Write out the full set of records below exactly.

(Records excerpted from a collection)
=======

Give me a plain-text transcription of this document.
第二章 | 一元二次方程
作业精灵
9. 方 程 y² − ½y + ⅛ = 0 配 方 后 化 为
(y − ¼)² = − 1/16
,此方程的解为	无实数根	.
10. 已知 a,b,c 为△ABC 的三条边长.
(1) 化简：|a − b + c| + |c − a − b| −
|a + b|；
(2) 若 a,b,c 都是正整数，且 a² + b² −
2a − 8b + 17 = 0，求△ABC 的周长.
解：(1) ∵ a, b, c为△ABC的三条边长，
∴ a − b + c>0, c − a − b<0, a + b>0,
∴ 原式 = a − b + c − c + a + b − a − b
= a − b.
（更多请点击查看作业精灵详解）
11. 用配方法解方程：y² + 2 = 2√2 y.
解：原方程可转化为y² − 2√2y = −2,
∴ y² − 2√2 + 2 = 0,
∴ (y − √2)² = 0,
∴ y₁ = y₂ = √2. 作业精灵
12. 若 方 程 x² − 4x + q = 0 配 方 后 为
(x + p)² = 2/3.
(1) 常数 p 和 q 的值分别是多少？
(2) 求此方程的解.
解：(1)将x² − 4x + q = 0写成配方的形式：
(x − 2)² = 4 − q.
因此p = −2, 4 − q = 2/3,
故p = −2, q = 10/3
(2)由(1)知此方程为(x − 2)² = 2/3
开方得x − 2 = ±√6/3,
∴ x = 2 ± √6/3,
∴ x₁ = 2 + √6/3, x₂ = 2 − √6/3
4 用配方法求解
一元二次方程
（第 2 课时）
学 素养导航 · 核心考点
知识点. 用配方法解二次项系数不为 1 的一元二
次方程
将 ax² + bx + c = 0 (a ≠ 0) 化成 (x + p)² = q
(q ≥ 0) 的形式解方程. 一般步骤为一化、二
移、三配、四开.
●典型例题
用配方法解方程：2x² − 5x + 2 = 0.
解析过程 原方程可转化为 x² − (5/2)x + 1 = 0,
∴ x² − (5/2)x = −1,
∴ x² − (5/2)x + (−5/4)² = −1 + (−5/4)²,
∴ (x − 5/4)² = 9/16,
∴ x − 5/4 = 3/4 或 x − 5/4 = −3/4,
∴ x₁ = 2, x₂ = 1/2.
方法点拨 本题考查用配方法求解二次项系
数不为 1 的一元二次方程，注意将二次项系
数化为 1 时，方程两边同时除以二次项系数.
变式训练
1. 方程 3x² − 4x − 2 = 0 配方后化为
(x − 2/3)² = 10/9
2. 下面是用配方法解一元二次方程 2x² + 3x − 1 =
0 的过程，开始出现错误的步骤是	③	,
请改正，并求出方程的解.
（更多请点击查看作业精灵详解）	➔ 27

=======

# Answer to the task
Give me a plain-text transcription of this document.
第二章 | 一元二次方程
作业精灵
9. 方 程 y² − ½y + ⅛ = 0 配 方 后 化 为
(y − ¼)² = − 1/16
,此方程的解为	无实数根	.
10. 已知 a,b,c 为△ABC 的三条边长.
(1) 化简：|a − b + c| + |c − a − b| −
|a + b|；
(2) 若 a,b,c 都是正整数，且 a² + b² −
2a − 8b + 17 = 0，求△ABC 的周长.
解：(1) ∵ a, b, c为△ABC的三条边长，
∴ a − b + c>0, c − a − b<0, a + b>0,
∴ 原式 = a − b + c − c + a + b − a − b
= a − b.
（更多请点击查看作业精灵详解）
11. 用配方法解方程：y² + 2 = 2√2 y.
解：原方程可转化为y² − 2√2y = −2,
∴ y² − 2√2 + 2 = 0,
∴ (y − √2)² = 0,
∴ y₁ = y₂ = √2. 作业精灵
12. 若 方 程 x² − 4x + q = 0 配 方 后 为
(x + p)² = 2/3.
(1) 常数 p 和 q 的值分别是多少？
(2) 求此方程的解.
解：(1)将x² − 4x + q = 0写成配方的形式：
(x − 2)² = 4 − q.
因此p = −2, 4 − q = 2/3,
故p = −2, q = 10/3
(2)由(1)知此方程为(x − 2)² = 2/3
开方得x − 2 = ±√6/3,
∴ x = 2 ± √6/3,
∴ x₁ = 2 + √6/3, x₂ = 2 − √6/3
4 用配方法求解
一元二次方程
（第 2 课时）
学 素养导航 · 核心考点
知识点. 用配方法解二次项系数不为 1 的一元二
次方程
将 ax² + bx + c = 0 (a ≠ 0) 化成 (x + p)² = q
(q ≥ 0) 的形式解方程. 一般步骤为一化、二
移、三配、四开.
●典型例题
用配方法解方程：2x² − 5x + 2 = 0.
解析过程 原方程可转化为 x² − (5/2)x + 1 = 0,
∴ x² − (5/2)x = −1,
∴ x² − (5/2)x + (−5/4)² = −1 + (−5/4)²,
∴ (x − 5/4)² = 9/16,
∴ x − 5/4 = 3/4 或 x − 5/4 = −3/4,
∴ x₁ = 2, x₂ = 1/2.
方法点拨 本题考查用配方法求解二次项系
数不为 1 的一元二次方程，注意将二次项系
数化为 1 时，方程两边同时除以二次项系数.
变式训练
1. 方程 3x² − 4x − 2 = 0 配方后化为
(x − 2/3)² = 10/9
2. 下面是用配方法解一元二次方程 2x² + 3x − 1 =
0 的过程，开始出现错误的步骤是	③	,
请改正，并求出方程的解.
（更多请点击查看作业精灵详解）	➔ 27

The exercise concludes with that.